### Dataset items
# # # #
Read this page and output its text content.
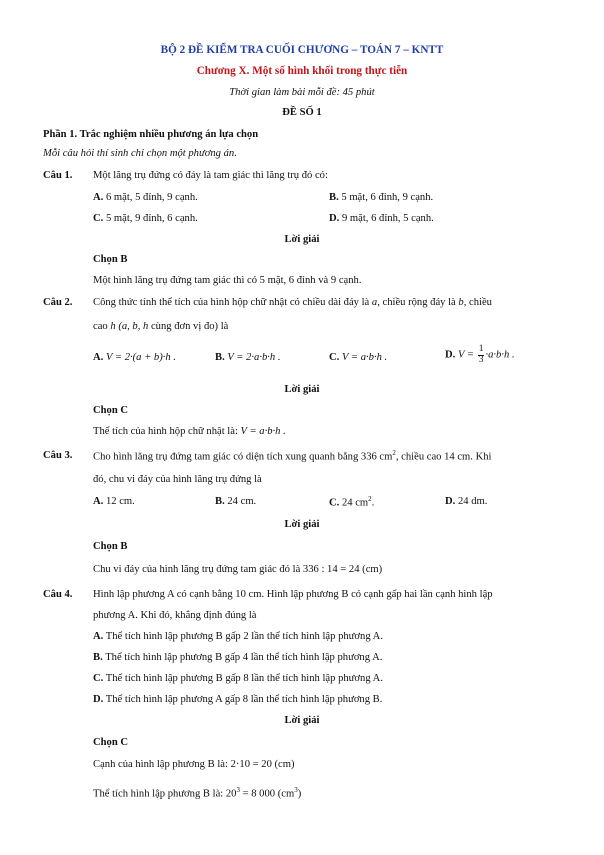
BỘ 2 ĐỀ KIỂM TRA CUỐI CHƯƠNG – TOÁN 7 – KNTT
Chương X. Một số hình khối trong thực tiễn
Thời gian làm bài mỗi đề: 45 phút
ĐỀ SỐ 1
Phần 1. Trắc nghiệm nhiều phương án lựa chọn
Mỗi câu hỏi thí sinh chỉ chọn một phương án.
Câu 1. Một lăng trụ đứng có đáy là tam giác thì lăng trụ đó có:
A. 6 mặt, 5 đỉnh, 9 cạnh.	B. 5 mặt, 6 đỉnh, 9 cạnh.
C. 5 mặt, 9 đỉnh, 6 cạnh.	D. 9 mặt, 6 đỉnh, 5 cạnh.
Lời giải
Chọn B
Một hình lăng trụ đứng tam giác thì có 5 mặt, 6 đỉnh và 9 cạnh.
Câu 2. Công thức tính thể tích của hình hộp chữ nhật có chiều dài đáy là a, chiều rộng đáy là b, chiều
cao h (a, b, h cùng đơn vị đo) là
A. V = 2·(a + b)·h .	B. V = 2·a·b·h .	C. V = a·b·h .	D. $V = \frac{1}{3} \cdot a\cdot b\cdot h$ .
Lời giải
Chọn C
Thể tích của hình hộp chữ nhật là: V = a·b·h .
Câu 3. Cho hình lăng trụ đứng tam giác có diện tích xung quanh bằng 336 $cm^2$, chiều cao 14 cm. Khi
đó, chu vi đáy của hình lăng trụ đứng là
A. 12 cm.	B. 24 cm.	C. 24 $cm^2$.	D. 24 dm.
Lời giải
Chọn B
Chu vi đáy của hình lăng trụ đứng tam giác đó là 336 : 14 = 24 (cm)
Câu 4. Hình lập phương A có cạnh bằng 10 cm. Hình lập phương B có cạnh gấp hai lần cạnh hình lập
phương A. Khi đó, khẳng định đúng là
A. Thể tích hình lập phương B gấp 2 lần thể tích hình lập phương A.
B. Thể tích hình lập phương B gấp 4 lần thể tích hình lập phương A.
C. Thể tích hình lập phương B gấp 8 lần thể tích hình lập phương A.
D. Thể tích hình lập phương A gấp 8 lần thể tích hình lập phương B.
Lời giải
Chọn C
Cạnh của hình lập phương B là: 2·10 = 20 (cm)
Thể tích hình lập phương B là: $20^3 = 8$ 000 $(cm^3)$
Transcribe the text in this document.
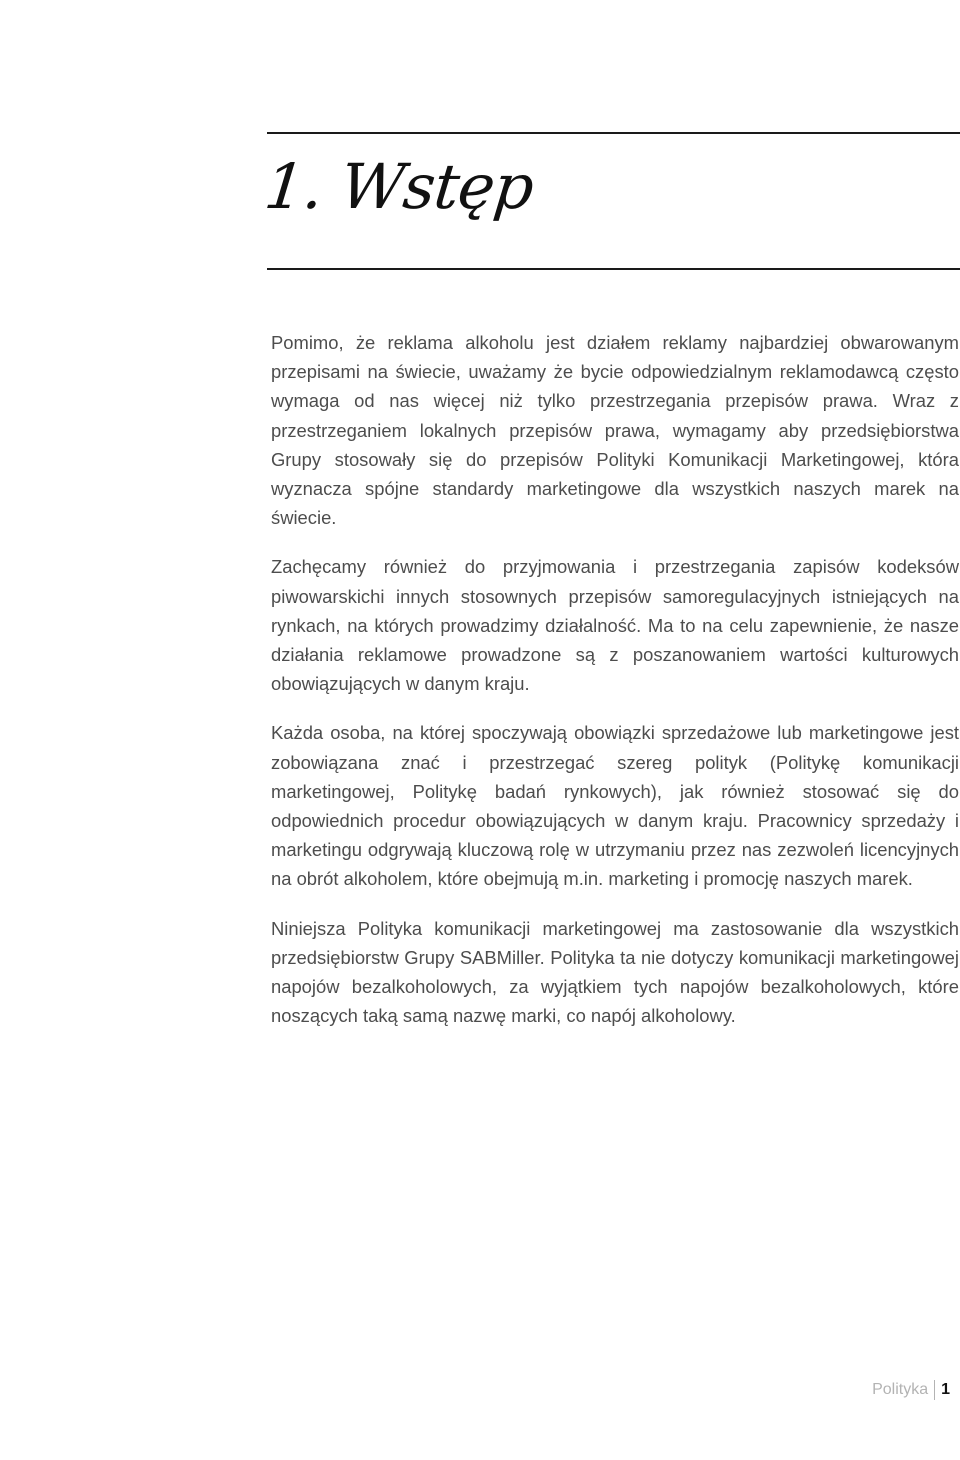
1. Wstęp

Pomimo, że reklama alkoholu jest działem reklamy najbardziej obwarowanym przepisami na świecie, uważamy że bycie odpowiedzialnym reklamodawcą często wymaga od nas więcej niż tylko przestrzegania przepisów prawa. Wraz z przestrzeganiem lokalnych przepisów prawa, wymagamy aby przedsiębiorstwa Grupy stosowały się do przepisów Polityki Komunikacji Marketingowej, która wyznacza spójne standardy marketingowe dla wszystkich naszych marek na świecie.

Zachęcamy również do przyjmowania i przestrzegania zapisów kodeksów piwowarskichi innych stosownych przepisów samoregulacyjnych istniejących na rynkach, na których prowadzimy działalność. Ma to na celu zapewnienie, że nasze działania reklamowe prowadzone są z poszanowaniem wartości kulturowych obowiązujących w danym kraju.

Każda osoba, na której spoczywają obowiązki sprzedażowe lub marketingowe jest zobowiązana znać i przestrzegać szereg polityk (Politykę komunikacji marketingowej, Politykę badań rynkowych), jak również stosować się do odpowiednich procedur obowiązujących w danym kraju. Pracownicy sprzedaży i marketingu odgrywają kluczową rolę w utrzymaniu przez nas zezwoleń licencyjnych na obrót alkoholem, które obejmują m.in. marketing i promocję naszych marek.

Niniejsza Polityka komunikacji marketingowej ma zastosowanie dla wszystkich przedsiębiorstw Grupy SABMiller. Polityka ta nie dotyczy komunikacji marketingowej napojów bezalkoholowych, za wyjątkiem tych napojów bezalkoholowych, które noszących taką samą nazwę marki, co napój alkoholowy.

Polityka 1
# # # #
### THE REQUEST
Using the entries above, return each line that includes the word "przestrzegania".

### FINAL ANSWER
Pomimo, że reklama alkoholu jest działem reklamy najbardziej obwarowanym przepisami na świecie, uważamy że bycie odpowiedzialnym reklamodawcą często wymaga od nas więcej niż tylko przestrzegania przepisów prawa. Wraz z przestrzeganiem lokalnych przepisów prawa, wymagamy aby przedsiębiorstwa Grupy stosowały się do przepisów Polityki Komunikacji Marketingowej, która wyznacza spójne standardy marketingowe dla wszystkich naszych marek na świecie.
Zachęcamy również do przyjmowania i przestrzegania zapisów kodeksów piwowarskichi innych stosownych przepisów samoregulacyjnych istniejących na rynkach, na których prowadzimy działalność. Ma to na celu zapewnienie, że nasze działania reklamowe prowadzone są z poszanowaniem wartości kulturowych obowiązujących w danym kraju.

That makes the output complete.